■ Task brief
Filter the entries, keeping every line with the word "name".

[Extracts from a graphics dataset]
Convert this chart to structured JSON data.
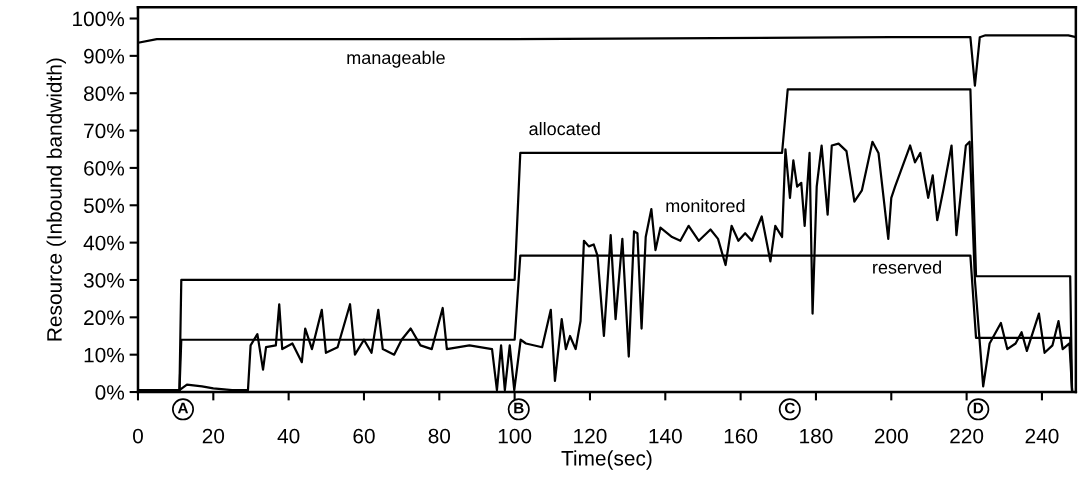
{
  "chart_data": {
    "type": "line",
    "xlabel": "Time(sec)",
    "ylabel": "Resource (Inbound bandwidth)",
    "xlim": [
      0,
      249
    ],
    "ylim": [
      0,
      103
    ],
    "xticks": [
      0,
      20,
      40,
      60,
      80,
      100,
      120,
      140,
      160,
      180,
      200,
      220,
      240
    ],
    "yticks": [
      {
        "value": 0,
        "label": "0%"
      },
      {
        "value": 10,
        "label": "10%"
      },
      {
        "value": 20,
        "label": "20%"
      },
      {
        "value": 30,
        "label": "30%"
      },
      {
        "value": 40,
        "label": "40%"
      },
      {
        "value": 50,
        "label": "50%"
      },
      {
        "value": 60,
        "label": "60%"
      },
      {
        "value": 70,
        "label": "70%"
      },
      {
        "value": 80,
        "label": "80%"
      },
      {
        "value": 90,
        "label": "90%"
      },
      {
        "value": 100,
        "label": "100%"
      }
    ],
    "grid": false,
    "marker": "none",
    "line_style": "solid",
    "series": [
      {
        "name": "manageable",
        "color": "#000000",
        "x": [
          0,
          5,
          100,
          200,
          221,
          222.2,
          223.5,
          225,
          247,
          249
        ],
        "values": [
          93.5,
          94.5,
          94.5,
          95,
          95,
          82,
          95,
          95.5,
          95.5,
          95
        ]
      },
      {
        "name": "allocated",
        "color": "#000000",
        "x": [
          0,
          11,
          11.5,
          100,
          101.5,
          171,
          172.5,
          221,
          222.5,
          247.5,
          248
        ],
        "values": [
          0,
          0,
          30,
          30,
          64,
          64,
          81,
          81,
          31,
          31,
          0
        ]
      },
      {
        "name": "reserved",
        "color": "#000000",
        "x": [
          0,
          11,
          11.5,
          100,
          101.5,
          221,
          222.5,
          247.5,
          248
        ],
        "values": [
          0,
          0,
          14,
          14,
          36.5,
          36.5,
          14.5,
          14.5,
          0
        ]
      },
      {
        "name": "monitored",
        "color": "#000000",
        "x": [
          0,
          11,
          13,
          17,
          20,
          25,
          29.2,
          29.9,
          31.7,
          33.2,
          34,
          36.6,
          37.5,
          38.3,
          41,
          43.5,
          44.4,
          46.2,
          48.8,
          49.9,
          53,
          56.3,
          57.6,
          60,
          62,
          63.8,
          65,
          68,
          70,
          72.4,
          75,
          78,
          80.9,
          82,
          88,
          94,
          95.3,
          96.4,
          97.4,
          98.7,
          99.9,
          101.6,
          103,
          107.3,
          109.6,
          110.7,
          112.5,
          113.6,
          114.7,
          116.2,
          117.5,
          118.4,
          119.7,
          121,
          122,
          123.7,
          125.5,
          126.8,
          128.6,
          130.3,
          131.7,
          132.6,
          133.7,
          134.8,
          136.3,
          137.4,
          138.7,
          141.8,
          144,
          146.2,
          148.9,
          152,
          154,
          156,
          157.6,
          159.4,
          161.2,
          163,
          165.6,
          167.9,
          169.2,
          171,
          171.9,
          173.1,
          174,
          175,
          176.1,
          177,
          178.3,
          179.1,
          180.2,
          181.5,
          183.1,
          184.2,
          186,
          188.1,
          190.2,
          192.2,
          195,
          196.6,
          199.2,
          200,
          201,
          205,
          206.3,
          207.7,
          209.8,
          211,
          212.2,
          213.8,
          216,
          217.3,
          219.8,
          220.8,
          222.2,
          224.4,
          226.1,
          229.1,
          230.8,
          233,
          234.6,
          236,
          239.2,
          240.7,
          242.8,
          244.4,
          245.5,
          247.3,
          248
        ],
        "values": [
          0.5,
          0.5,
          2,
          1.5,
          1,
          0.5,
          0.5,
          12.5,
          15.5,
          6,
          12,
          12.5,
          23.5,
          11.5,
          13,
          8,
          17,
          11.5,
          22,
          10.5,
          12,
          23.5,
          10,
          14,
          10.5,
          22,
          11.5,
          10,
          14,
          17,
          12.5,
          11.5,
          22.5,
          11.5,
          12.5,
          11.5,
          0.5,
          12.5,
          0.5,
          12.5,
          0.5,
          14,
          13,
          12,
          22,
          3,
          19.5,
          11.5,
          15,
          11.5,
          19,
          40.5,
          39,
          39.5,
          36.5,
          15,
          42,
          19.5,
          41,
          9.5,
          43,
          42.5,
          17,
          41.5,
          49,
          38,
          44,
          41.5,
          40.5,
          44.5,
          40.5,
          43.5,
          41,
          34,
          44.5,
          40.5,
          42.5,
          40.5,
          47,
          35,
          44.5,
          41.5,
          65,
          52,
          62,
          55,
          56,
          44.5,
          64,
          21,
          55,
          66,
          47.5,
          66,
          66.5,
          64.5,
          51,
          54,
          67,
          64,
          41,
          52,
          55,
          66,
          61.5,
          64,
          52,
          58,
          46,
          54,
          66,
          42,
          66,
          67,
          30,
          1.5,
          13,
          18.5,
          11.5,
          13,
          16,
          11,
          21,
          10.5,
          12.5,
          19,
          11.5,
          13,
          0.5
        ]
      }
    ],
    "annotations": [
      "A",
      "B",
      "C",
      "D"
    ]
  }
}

■ Reply to the task
        "name": "manageable",
        "name": "allocated",
        "name": "reserved",
        "name": "monitored",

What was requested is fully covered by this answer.